#### PROBLEMS AND TASKS:
1) Name every program and subroutine that the excerpt about syncing the tmin and tmax databases mentions by name.
2) Please copy the entries word for word from their start through the line containing "Identify all the", both ends included, leaving out the pictures.

And yes - I've checked, the int2 and int3 databases are IDENTICAL. Aaaarrgghhhhh.
I guess.. I am going to need one of those programs I wrote to sync the tmin and tmax
databases, aren't I?
Actually, it's worse than that. The CLIMAT merges for TMN and TMX look very similar:
<QUOTE CLIMAT TMN MERGE INTO LATEST DB>
New master database: updates/CLIMAT/db/db.0902192248/int2.tmn.0902192248.dtb
Update database stations: 2922
> Matched with Master stations: 2227
(by operator: 0)
> Added as new Master stations: 566
> Rejected: 129
Rejects file: updates/CLIMAT/db/db.0902192248/climat.tmn.0902192248.dtb.rejected
<QUOTE CLIMAT TMX MERGE INTO LATEST DB>
New master database: updates/CLIMAT/db/db.0902192248/int2.tmx.0902192248.dtb
Update database stations: 2921
> Matched with Master stations: 2226
(by operator: 0)
> Added as new Master stations: 566
> Rejected: 129
Rejects file: updates/CLIMAT/db/db.0902192248/climat.tmx.0902192248.dtb.rejected
I don't see how we end up with such drastic differences in line counts!!
Well the first thing to do was to fix climat2cruauto so that it treated tmin and tmax as
inseparable. Thus the CLIMAT databases for these two should be identical (um, apart from
the data values).
OK, this is getting SILLY. Now the BOM and CLIMAT conversions are in sync, and the original
databases are in synch, yet the processing creates massive divergence!!
You see? The HANNOVER 1930 date, and the BERLIN-TEMPELHOF 1991 date, are wrong!! Christ.
That's not even consistent, one's supposedly in the tmin file, the other, the tmax one.
So, an apparently-random pollution of the start dates. And.. FOUND IT! As usual, the program is
doing exactly what I asked it to do. When I wrote it I simply didn't consider the possibility
of tmin and tmax needing to sync. So one of the first things it does, when reading in the
exisitng database, is to truncate station data series where whole years are missing values. And
for HANNOVER, tmax has 1927-1929 missing, but tmin has (some) data in those years. A-ha!
What to do.. I guess the logical thing to do is to not truncate for tmin and tmax! So I added a
flag to newmergedbauto, that it passes to the 'getmos' subroutine, that stops it from replacing
start and end years, and.. it worked!! Hurrah! Or, well.. it ran without giving any errors or
crashing horribly. Yes, that's it. And here are all the 142 files (and directories) it created:
So, this leaves the new databases in the db/xxx/ directories, and db/latest.versions.dat telling
us which ones they are. Which should be all the next suite of programs needs to create the final
output files. Eeeeeeeek.

[Visual layout annotation data]
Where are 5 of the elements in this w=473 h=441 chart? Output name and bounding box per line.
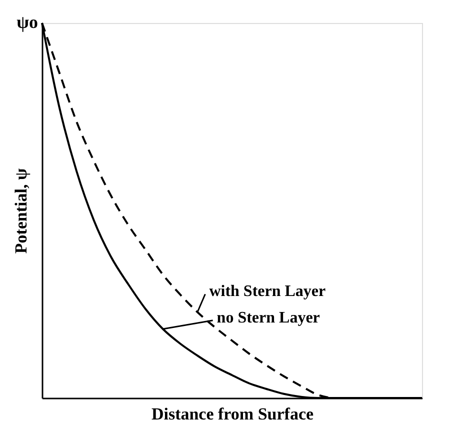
x-axis-title: Distance from Surface [151,404,314,424]
series-label: with Stern Layer [209,283,326,300]
text: ψo [16,12,38,32]
y-axis-title: Potential, ψ [12,168,30,254]
legend-label: no Stern Layer [216,309,320,326]
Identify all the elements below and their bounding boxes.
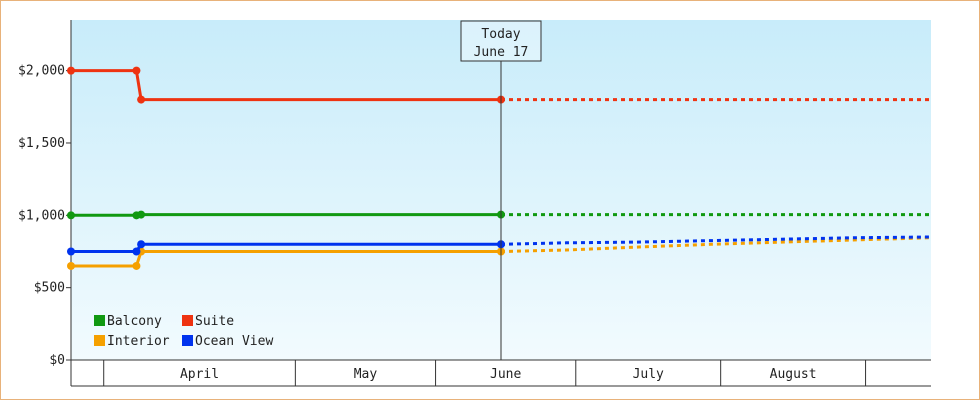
month-label: July <box>633 367 664 382</box>
y-tick-label: $1,500 <box>18 136 65 151</box>
balcony-point <box>67 211 75 220</box>
interior-forecast-line <box>500 236 932 253</box>
today-label-box <box>460 20 542 62</box>
y-tick-label: $2,000 <box>18 64 65 79</box>
y-tick-label: $0 <box>49 353 65 368</box>
interior-legend-label: Interior <box>107 334 170 349</box>
month-label: June <box>490 367 521 382</box>
suite-point <box>137 95 146 104</box>
suite-point <box>67 66 75 75</box>
ocean-view-legend-label: Ocean View <box>195 334 273 349</box>
interior-line <box>71 250 501 268</box>
balcony-legend-swatch <box>94 315 105 326</box>
y-tick-label: $1,000 <box>18 208 65 223</box>
ocean-view-point <box>132 247 141 256</box>
ocean-view-legend-swatch <box>182 335 193 346</box>
interior-point <box>67 261 75 270</box>
suite-point <box>132 66 141 75</box>
balcony-point <box>137 210 146 219</box>
ocean-view-line <box>71 242 501 253</box>
suite-legend-swatch <box>182 315 193 326</box>
ocean-view-point <box>137 240 146 249</box>
today-date-label: June 17 <box>474 45 529 60</box>
y-tick-label: $500 <box>34 281 65 296</box>
suite-line <box>71 69 501 102</box>
month-label: May <box>354 367 378 382</box>
interior-legend-swatch <box>94 335 105 346</box>
month-label: August <box>770 367 817 382</box>
ocean-view-point <box>67 247 75 256</box>
today-label: Today <box>481 27 520 42</box>
month-label: April <box>180 367 219 382</box>
ocean-view-forecast-line <box>500 235 932 246</box>
suite-legend-label: Suite <box>195 314 234 329</box>
interior-point <box>132 261 141 270</box>
balcony-legend-label: Balcony <box>107 314 162 329</box>
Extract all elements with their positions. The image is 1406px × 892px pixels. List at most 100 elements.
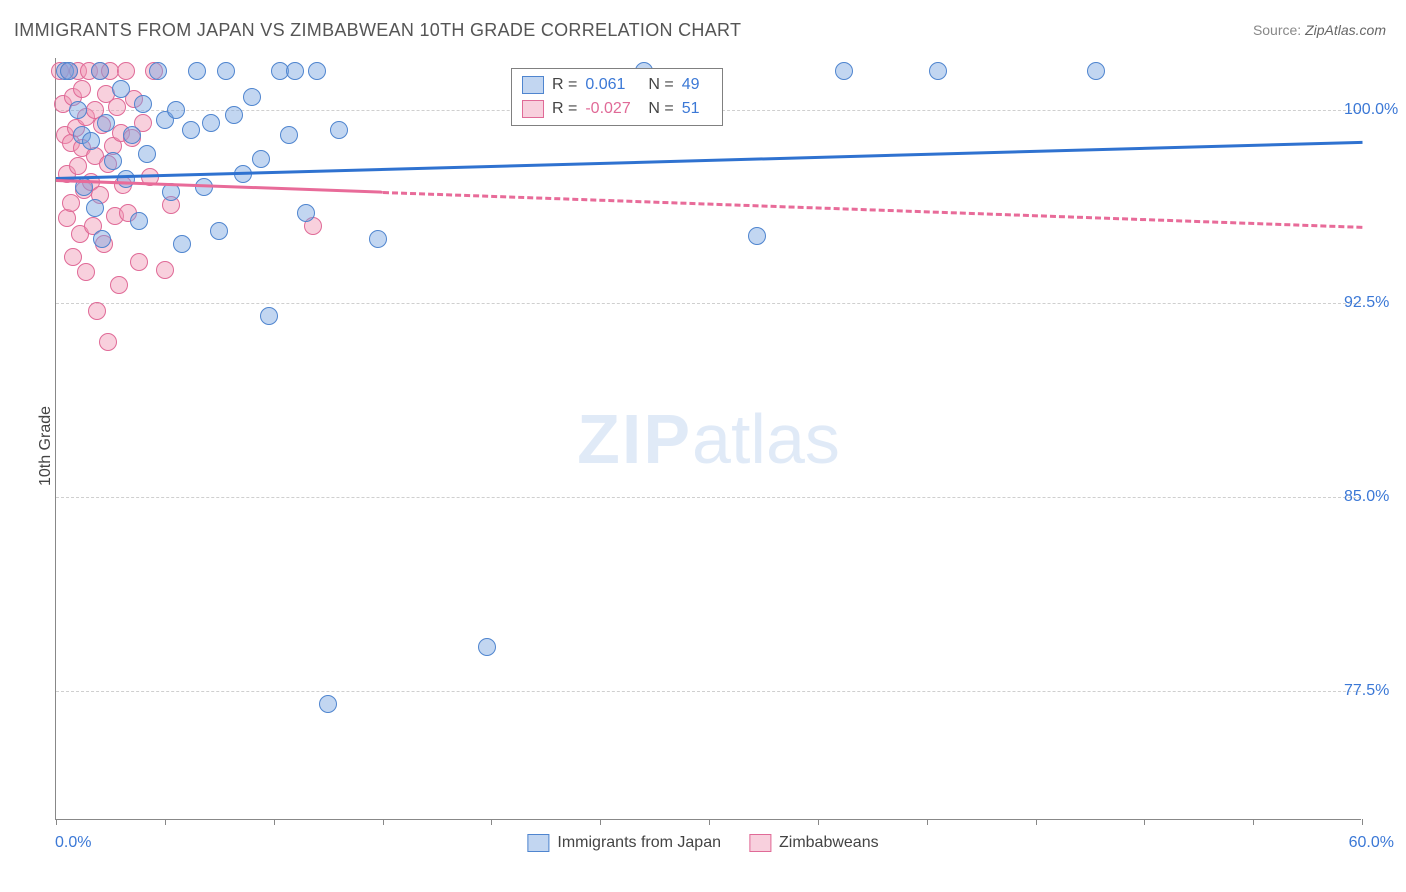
watermark: ZIPatlas	[577, 399, 840, 479]
scatter-point	[202, 114, 220, 132]
y-tick-label: 85.0%	[1336, 488, 1396, 506]
r-label: R =	[552, 97, 577, 121]
legend-item-japan: Immigrants from Japan	[527, 834, 721, 852]
scatter-point	[97, 114, 115, 132]
scatter-point	[478, 638, 496, 656]
stats-row: R = 0.061 N = 49	[522, 73, 712, 97]
scatter-point	[182, 121, 200, 139]
scatter-point	[73, 80, 91, 98]
scatter-point	[91, 62, 109, 80]
x-tick	[274, 819, 275, 825]
scatter-point	[210, 222, 228, 240]
x-tick	[1036, 819, 1037, 825]
scatter-point	[167, 101, 185, 119]
scatter-point	[58, 209, 76, 227]
scatter-point	[134, 95, 152, 113]
scatter-point	[149, 62, 167, 80]
scatter-point	[99, 333, 117, 351]
x-tick	[165, 819, 166, 825]
x-tick	[1144, 819, 1145, 825]
legend-label-japan: Immigrants from Japan	[557, 834, 721, 852]
x-tick	[600, 819, 601, 825]
watermark-part1: ZIP	[577, 400, 692, 478]
y-tick-label: 92.5%	[1336, 294, 1396, 312]
x-tick	[709, 819, 710, 825]
x-tick	[818, 819, 819, 825]
n-value: 51	[682, 97, 712, 121]
scatter-point	[69, 157, 87, 175]
stats-row: R = -0.027 N = 51	[522, 97, 712, 121]
scatter-point	[217, 62, 235, 80]
scatter-point	[110, 276, 128, 294]
y-tick-label: 77.5%	[1336, 682, 1396, 700]
scatter-point	[280, 126, 298, 144]
scatter-point	[260, 307, 278, 325]
x-tick	[383, 819, 384, 825]
correlation-chart: IMMIGRANTS FROM JAPAN VS ZIMBABWEAN 10TH…	[0, 0, 1406, 892]
scatter-point	[748, 227, 766, 245]
scatter-point	[123, 126, 141, 144]
scatter-point	[188, 62, 206, 80]
stats-swatch	[522, 76, 544, 94]
scatter-point	[286, 62, 304, 80]
scatter-point	[117, 170, 135, 188]
scatter-point	[82, 132, 100, 150]
scatter-point	[173, 235, 191, 253]
bottom-legend: Immigrants from Japan Zimbabweans	[527, 834, 878, 852]
legend-item-zimbabweans: Zimbabweans	[749, 834, 879, 852]
r-value: 0.061	[585, 73, 640, 97]
source-attribution: Source: ZipAtlas.com	[1253, 22, 1386, 38]
scatter-point	[319, 695, 337, 713]
chart-title: IMMIGRANTS FROM JAPAN VS ZIMBABWEAN 10TH…	[14, 20, 741, 41]
scatter-point	[64, 248, 82, 266]
scatter-point	[330, 121, 348, 139]
scatter-point	[77, 263, 95, 281]
scatter-point	[112, 80, 130, 98]
x-tick	[56, 819, 57, 825]
scatter-point	[60, 62, 78, 80]
x-tick	[1362, 819, 1363, 825]
scatter-point	[130, 253, 148, 271]
plot-area: ZIPatlas 77.5%85.0%92.5%100.0%R = 0.061N…	[55, 58, 1361, 820]
x-tick	[491, 819, 492, 825]
scatter-point	[69, 101, 87, 119]
stats-swatch	[522, 100, 544, 118]
scatter-point	[156, 261, 174, 279]
scatter-point	[93, 230, 111, 248]
n-value: 49	[682, 73, 712, 97]
grid-line	[56, 691, 1361, 692]
scatter-point	[297, 204, 315, 222]
scatter-point	[1087, 62, 1105, 80]
grid-line	[56, 497, 1361, 498]
regression-line	[382, 191, 1362, 229]
x-tick	[927, 819, 928, 825]
legend-swatch-zimbabweans	[749, 834, 771, 852]
scatter-point	[243, 88, 261, 106]
n-label: N =	[648, 97, 673, 121]
scatter-point	[138, 145, 156, 163]
r-label: R =	[552, 73, 577, 97]
scatter-point	[225, 106, 243, 124]
legend-label-zimbabweans: Zimbabweans	[779, 834, 879, 852]
scatter-point	[252, 150, 270, 168]
source-label: Source:	[1253, 22, 1305, 38]
scatter-point	[88, 302, 106, 320]
grid-line	[56, 303, 1361, 304]
x-axis-min-label: 0.0%	[55, 834, 91, 852]
y-axis-title: 10th Grade	[37, 406, 55, 486]
scatter-point	[86, 199, 104, 217]
scatter-point	[108, 98, 126, 116]
scatter-point	[835, 62, 853, 80]
watermark-part2: atlas	[692, 400, 840, 478]
r-value: -0.027	[585, 97, 640, 121]
stats-legend: R = 0.061 N = 49 R = -0.027 N = 51	[511, 68, 723, 126]
x-axis-max-label: 60.0%	[1349, 834, 1394, 852]
scatter-point	[308, 62, 326, 80]
scatter-point	[130, 212, 148, 230]
n-label: N =	[648, 73, 673, 97]
legend-swatch-japan	[527, 834, 549, 852]
scatter-point	[117, 62, 135, 80]
scatter-point	[369, 230, 387, 248]
x-tick	[1253, 819, 1254, 825]
scatter-point	[104, 152, 122, 170]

#### ANSWERS FOR THE EXERCISE:
1) climat2cruauto, newmergedbauto, getmos

2)
Where are 5 of the elements in this w=473 h=441 chart? Output name and bounding box per line.
x-axis-title: Distance from Surface [151,404,314,424]
series-label: with Stern Layer [209,283,326,300]
text: ψo [16,12,38,32]
y-axis-title: Potential, ψ [12,168,30,254]
legend-label: no Stern Layer [216,309,320,326]
Identify all the elements below and their bounding boxes.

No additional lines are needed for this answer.